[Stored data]
## start
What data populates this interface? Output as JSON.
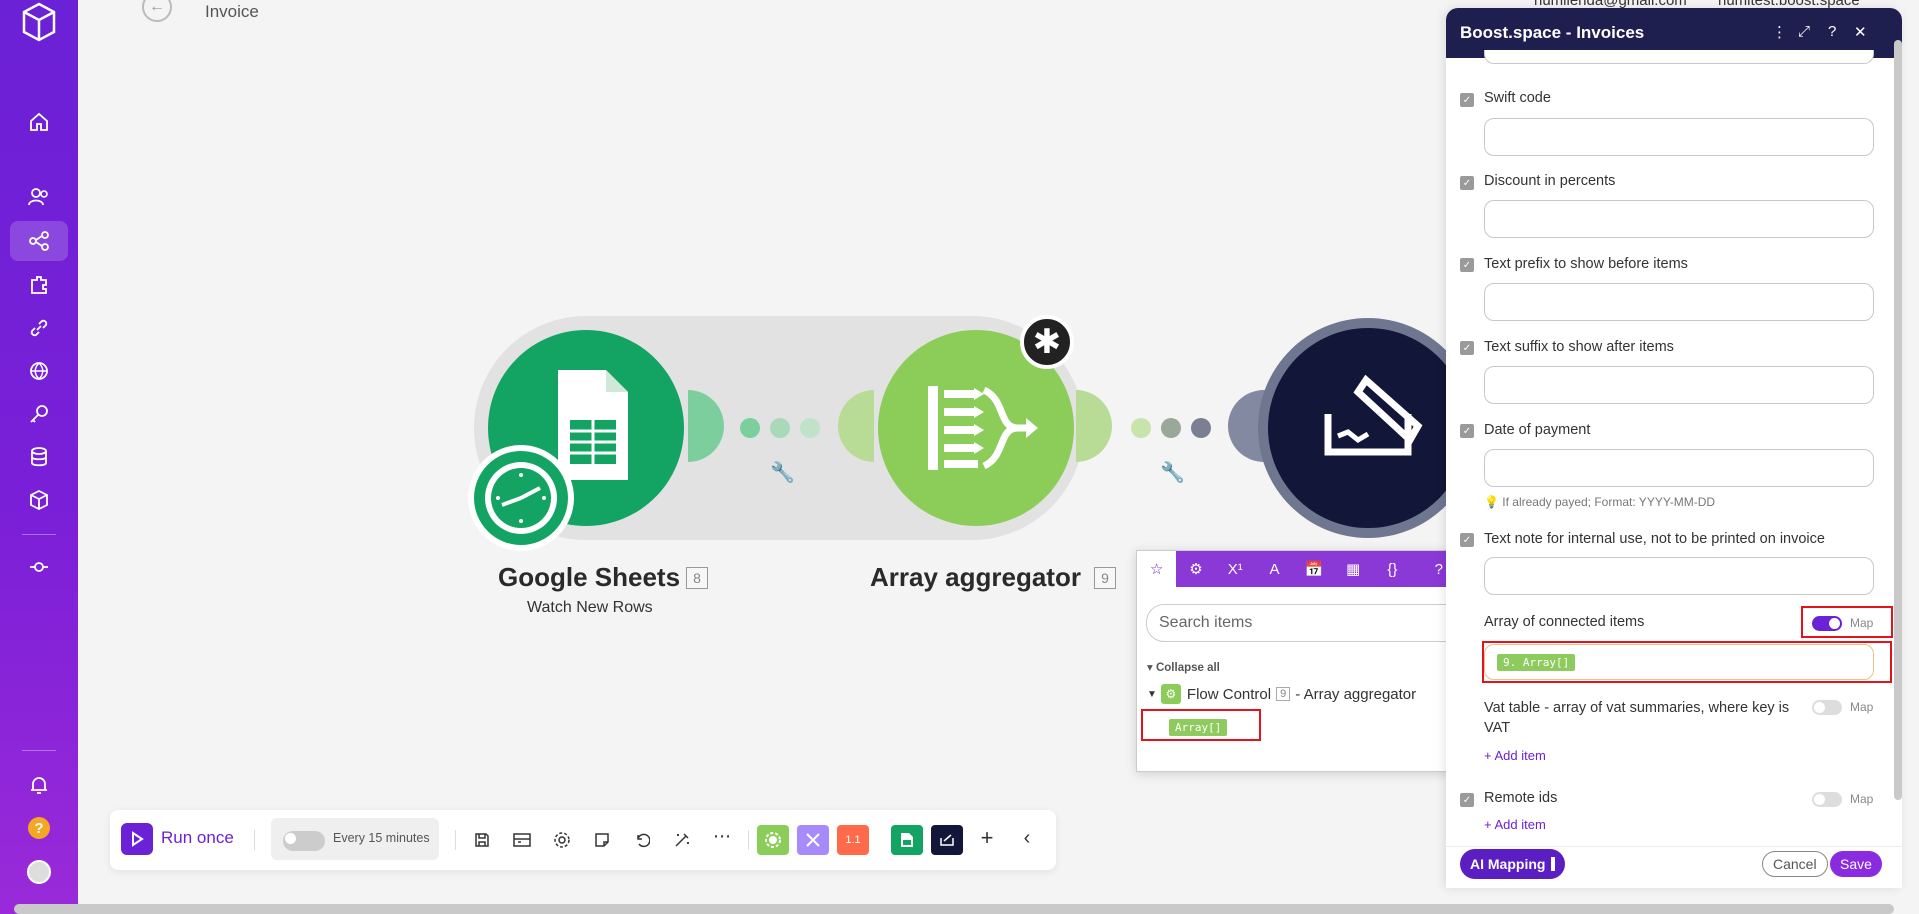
{
  "app": {
    "title": "Invoice",
    "user_email": "humlienda@gmail.com",
    "org_name": "humltest.boost.space"
  },
  "sidebar": {
    "icons": [
      "logo-icon",
      "home-icon",
      "team-icon",
      "scenarios-icon",
      "apps-icon",
      "connections-icon",
      "webhooks-icon",
      "keys-icon",
      "datastores-icon",
      "datastructures-icon",
      "devices-icon",
      "notifications-icon",
      "help-icon",
      "avatar-icon"
    ]
  },
  "canvas": {
    "modules": [
      {
        "title": "Google Sheets",
        "badge": "8",
        "subtitle": "Watch New Rows"
      },
      {
        "title": "Array aggregator",
        "badge": "9"
      }
    ]
  },
  "toolbar": {
    "run_label": "Run once",
    "schedule_label": "Every 15 minutes",
    "counter_label": "1.1"
  },
  "mapping_panel": {
    "search_placeholder": "Search items",
    "collapse_label": "Collapse all",
    "tree_group": "Flow Control",
    "tree_badge": "9",
    "tree_suffix": "- Array aggregator",
    "tree_item": "Array[]"
  },
  "module_panel": {
    "title": "Boost.space - Invoices",
    "fields": [
      {
        "label": "Swift code"
      },
      {
        "label": "Discount in percents"
      },
      {
        "label": "Text prefix to show before items"
      },
      {
        "label": "Text suffix to show after items"
      },
      {
        "label": "Date of payment",
        "hint": "If already payed; Format: YYYY-MM-DD"
      },
      {
        "label": "Text note for internal use, not to be printed on invoice"
      }
    ],
    "array_field": {
      "label": "Array of connected items",
      "map_label": "Map",
      "value": "9. Array[]"
    },
    "vat_field": {
      "label": "Vat table - array of vat summaries, where key is VAT",
      "map_label": "Map",
      "add_label": "Add item"
    },
    "remote_field": {
      "label": "Remote ids",
      "map_label": "Map",
      "add_label": "Add item"
    },
    "footer": {
      "ai_label": "AI Mapping",
      "cancel_label": "Cancel",
      "save_label": "Save"
    }
  }
}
## end
All of the material above should be reproduced exactly, except the pictures.

* Answer in full:
What data populates this interface? Output as JSON.
{
  "app": {
    "title": "Invoice",
    "user_email": "humlienda@gmail.com",
    "org_name": "humltest.boost.space"
  },
  "sidebar": {
    "icons": [
      "logo-icon",
      "home-icon",
      "team-icon",
      "scenarios-icon",
      "apps-icon",
      "connections-icon",
      "webhooks-icon",
      "keys-icon",
      "datastores-icon",
      "datastructures-icon",
      "devices-icon",
      "notifications-icon",
      "help-icon",
      "avatar-icon"
    ]
  },
  "canvas": {
    "modules": [
      {
        "title": "Google Sheets",
        "badge": "8",
        "subtitle": "Watch New Rows"
      },
      {
        "title": "Array aggregator",
        "badge": "9"
      }
    ]
  },
  "toolbar": {
    "run_label": "Run once",
    "schedule_label": "Every 15 minutes",
    "counter_label": "1.1"
  },
  "mapping_panel": {
    "search_placeholder": "Search items",
    "collapse_label": "Collapse all",
    "tree_group": "Flow Control",
    "tree_badge": "9",
    "tree_suffix": "- Array aggregator",
    "tree_item": "Array[]"
  },
  "module_panel": {
    "title": "Boost.space - Invoices",
    "fields": [
      {
        "label": "Swift code"
      },
      {
        "label": "Discount in percents"
      },
      {
        "label": "Text prefix to show before items"
      },
      {
        "label": "Text suffix to show after items"
      },
      {
        "label": "Date of payment",
        "hint": "If already payed; Format: YYYY-MM-DD"
      },
      {
        "label": "Text note for internal use, not to be printed on invoice"
      }
    ],
    "array_field": {
      "label": "Array of connected items",
      "map_label": "Map",
      "value": "9. Array[]"
    },
    "vat_field": {
      "label": "Vat table - array of vat summaries, where key is VAT",
      "map_label": "Map",
      "add_label": "Add item"
    },
    "remote_field": {
      "label": "Remote ids",
      "map_label": "Map",
      "add_label": "Add item"
    },
    "footer": {
      "ai_label": "AI Mapping",
      "cancel_label": "Cancel",
      "save_label": "Save"
    }
  }
}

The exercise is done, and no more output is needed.